**Instruction**
Copy each line in the data that includes the word "快捷方式".

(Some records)
..........

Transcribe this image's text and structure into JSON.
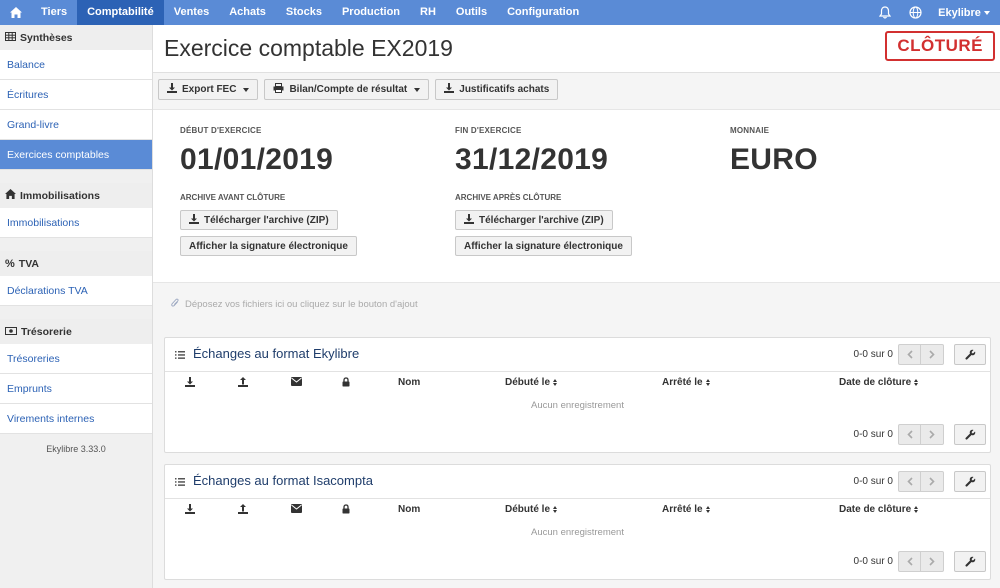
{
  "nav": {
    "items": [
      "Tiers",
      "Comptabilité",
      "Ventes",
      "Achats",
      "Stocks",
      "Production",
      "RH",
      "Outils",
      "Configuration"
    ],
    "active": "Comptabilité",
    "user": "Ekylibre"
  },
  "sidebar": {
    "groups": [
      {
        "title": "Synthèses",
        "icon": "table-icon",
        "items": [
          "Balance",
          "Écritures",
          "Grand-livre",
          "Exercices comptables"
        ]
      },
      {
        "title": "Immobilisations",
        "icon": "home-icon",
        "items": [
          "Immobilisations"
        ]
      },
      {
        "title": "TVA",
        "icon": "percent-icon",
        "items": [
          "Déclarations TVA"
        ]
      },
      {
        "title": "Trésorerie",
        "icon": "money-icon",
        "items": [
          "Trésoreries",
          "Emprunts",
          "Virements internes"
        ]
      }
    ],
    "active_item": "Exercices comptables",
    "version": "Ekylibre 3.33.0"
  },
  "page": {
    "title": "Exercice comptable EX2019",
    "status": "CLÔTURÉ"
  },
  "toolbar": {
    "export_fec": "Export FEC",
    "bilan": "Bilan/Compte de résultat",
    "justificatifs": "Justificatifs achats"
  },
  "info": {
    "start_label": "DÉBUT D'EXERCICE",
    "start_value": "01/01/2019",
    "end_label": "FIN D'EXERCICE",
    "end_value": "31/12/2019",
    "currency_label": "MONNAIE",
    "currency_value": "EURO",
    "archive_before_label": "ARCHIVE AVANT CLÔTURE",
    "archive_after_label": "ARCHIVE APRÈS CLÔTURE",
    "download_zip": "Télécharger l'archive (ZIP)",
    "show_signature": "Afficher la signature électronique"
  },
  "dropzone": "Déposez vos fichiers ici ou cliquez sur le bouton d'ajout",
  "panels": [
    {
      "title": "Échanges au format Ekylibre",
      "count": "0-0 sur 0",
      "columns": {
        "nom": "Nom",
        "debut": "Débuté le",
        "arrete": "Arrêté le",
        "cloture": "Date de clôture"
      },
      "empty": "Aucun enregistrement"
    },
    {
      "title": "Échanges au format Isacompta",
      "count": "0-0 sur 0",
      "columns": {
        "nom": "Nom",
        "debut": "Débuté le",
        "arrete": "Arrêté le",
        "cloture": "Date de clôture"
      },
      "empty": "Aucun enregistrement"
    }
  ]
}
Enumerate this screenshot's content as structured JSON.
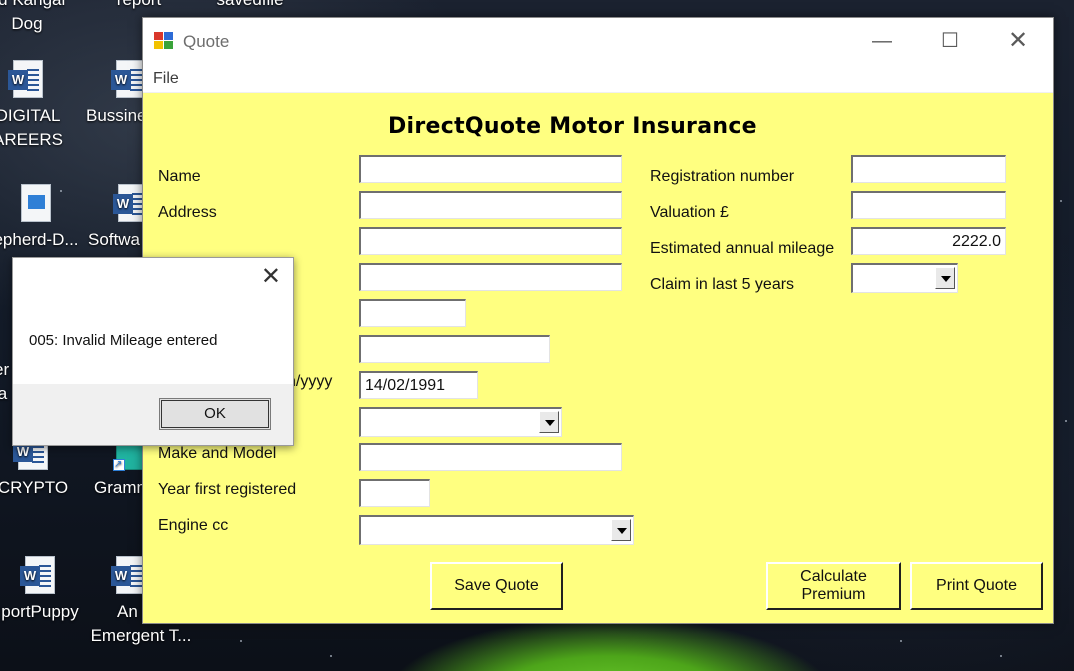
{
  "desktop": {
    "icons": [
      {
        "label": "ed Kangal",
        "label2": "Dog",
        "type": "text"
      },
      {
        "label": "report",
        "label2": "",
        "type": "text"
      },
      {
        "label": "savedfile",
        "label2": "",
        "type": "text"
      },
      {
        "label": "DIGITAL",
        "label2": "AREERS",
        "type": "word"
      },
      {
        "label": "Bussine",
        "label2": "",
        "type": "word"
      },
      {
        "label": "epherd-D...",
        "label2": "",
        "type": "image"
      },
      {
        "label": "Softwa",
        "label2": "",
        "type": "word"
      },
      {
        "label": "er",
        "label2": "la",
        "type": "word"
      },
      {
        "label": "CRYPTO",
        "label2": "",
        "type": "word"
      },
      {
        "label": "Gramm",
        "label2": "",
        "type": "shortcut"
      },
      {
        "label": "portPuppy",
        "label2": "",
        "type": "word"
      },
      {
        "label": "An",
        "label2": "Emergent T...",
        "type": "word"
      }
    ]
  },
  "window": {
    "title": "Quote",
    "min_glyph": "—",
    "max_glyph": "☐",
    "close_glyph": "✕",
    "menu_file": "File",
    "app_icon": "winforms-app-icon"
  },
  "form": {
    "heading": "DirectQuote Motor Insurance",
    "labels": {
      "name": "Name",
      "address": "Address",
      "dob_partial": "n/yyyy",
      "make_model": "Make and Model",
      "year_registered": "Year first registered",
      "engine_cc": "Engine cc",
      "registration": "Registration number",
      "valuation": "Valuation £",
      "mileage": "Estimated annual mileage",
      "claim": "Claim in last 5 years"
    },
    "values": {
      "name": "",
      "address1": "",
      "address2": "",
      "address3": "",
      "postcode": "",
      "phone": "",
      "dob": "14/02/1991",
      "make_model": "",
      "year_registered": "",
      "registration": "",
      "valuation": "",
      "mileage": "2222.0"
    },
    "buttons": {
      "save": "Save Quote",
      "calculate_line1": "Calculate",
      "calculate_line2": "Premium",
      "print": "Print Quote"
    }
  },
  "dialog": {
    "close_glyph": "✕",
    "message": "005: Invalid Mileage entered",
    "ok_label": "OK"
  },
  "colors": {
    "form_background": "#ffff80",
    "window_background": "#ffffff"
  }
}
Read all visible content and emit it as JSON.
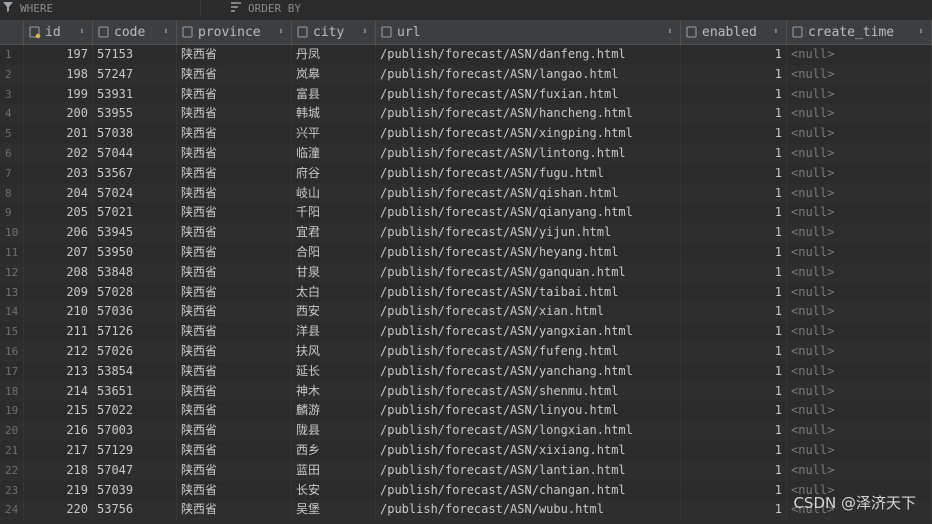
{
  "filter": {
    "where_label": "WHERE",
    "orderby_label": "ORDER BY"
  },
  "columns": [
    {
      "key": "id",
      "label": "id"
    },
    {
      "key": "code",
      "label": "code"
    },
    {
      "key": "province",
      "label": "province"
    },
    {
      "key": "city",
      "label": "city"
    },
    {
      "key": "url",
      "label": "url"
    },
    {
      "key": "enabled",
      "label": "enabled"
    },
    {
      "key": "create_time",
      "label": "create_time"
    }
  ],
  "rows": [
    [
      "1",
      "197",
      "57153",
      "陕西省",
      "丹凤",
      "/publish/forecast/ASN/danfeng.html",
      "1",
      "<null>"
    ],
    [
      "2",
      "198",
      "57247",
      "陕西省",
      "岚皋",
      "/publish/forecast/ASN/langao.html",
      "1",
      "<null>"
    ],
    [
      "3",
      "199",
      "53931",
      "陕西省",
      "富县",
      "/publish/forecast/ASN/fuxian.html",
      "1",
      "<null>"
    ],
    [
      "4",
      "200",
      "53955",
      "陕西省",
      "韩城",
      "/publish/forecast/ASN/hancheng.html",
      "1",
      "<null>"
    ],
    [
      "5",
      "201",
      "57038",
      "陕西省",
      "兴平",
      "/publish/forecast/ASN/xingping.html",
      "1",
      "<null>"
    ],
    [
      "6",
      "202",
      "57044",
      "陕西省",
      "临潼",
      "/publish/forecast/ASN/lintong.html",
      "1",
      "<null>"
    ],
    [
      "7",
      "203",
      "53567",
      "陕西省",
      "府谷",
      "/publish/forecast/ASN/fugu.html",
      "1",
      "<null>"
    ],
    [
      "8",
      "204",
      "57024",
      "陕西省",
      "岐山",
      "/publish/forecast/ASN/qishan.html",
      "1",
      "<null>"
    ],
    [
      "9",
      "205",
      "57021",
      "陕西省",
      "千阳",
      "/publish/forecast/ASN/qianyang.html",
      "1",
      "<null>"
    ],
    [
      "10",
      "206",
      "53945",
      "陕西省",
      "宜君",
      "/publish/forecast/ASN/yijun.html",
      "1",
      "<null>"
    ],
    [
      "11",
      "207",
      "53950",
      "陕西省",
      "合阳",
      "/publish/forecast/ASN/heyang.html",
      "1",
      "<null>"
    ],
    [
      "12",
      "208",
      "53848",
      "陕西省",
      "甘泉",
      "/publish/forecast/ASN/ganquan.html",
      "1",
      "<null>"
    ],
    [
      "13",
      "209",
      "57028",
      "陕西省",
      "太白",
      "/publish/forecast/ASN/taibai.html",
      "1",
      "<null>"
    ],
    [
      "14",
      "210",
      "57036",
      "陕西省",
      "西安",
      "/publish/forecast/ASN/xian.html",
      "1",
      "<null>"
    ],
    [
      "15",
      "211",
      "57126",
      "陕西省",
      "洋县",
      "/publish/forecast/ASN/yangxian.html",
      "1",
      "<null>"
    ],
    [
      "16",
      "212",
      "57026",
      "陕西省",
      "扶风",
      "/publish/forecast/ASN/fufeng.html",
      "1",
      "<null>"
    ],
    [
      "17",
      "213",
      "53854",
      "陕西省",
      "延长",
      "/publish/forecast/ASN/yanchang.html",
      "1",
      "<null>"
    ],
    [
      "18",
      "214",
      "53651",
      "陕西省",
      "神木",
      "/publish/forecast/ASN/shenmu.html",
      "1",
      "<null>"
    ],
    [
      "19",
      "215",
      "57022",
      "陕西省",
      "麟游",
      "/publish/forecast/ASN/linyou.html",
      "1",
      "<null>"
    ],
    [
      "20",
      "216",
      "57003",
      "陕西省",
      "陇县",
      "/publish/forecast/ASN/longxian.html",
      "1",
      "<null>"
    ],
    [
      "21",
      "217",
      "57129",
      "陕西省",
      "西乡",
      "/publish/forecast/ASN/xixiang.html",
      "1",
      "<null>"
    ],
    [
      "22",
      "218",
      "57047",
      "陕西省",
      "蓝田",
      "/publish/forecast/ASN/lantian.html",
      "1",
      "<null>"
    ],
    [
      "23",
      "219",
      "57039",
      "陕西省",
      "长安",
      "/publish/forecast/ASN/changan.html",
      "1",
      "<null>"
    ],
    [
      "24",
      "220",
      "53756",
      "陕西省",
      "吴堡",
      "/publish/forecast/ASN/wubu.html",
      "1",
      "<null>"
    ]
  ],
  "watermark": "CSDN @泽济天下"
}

..........

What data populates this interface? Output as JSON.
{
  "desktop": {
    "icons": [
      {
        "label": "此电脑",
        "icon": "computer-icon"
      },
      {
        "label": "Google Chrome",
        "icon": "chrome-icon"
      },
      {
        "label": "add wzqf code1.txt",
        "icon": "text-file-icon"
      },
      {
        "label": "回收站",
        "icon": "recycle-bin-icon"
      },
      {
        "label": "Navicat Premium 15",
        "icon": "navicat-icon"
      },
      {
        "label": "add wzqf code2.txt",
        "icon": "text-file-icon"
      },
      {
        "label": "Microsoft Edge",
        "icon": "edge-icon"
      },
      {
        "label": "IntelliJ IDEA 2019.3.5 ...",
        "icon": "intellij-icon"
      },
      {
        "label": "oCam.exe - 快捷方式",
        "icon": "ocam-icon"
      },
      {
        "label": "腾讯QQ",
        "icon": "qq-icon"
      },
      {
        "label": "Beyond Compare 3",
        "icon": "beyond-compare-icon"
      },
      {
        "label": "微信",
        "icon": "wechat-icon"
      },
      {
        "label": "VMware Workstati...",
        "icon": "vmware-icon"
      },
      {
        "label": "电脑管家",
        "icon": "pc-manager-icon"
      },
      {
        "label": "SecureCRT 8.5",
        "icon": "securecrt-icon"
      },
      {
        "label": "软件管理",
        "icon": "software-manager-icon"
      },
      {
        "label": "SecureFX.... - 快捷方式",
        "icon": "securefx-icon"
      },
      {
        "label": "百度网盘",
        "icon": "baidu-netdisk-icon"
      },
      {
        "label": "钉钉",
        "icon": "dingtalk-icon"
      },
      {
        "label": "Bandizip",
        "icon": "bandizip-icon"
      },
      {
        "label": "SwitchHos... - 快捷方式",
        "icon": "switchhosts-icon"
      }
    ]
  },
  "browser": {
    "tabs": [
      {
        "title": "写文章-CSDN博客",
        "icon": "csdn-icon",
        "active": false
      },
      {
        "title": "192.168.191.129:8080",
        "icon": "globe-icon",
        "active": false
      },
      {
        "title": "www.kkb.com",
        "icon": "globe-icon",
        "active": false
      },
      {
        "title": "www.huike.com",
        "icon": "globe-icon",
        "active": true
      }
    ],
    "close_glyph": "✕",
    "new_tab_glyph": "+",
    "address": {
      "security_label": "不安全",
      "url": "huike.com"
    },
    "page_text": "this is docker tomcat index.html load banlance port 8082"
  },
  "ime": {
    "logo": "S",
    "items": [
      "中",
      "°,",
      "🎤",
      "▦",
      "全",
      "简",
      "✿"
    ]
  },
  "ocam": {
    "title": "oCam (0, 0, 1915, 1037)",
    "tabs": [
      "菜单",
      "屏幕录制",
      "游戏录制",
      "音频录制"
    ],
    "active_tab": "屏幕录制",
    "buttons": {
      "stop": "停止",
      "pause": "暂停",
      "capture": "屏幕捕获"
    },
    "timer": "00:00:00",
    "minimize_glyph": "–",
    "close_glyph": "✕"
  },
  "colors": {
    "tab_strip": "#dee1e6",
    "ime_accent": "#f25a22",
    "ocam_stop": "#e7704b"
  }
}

..........

**Response**
        "label": "oCam.exe - 快捷方式",
        "label": "SecureFX.... - 快捷方式",
        "label": "SwitchHos... - 快捷方式",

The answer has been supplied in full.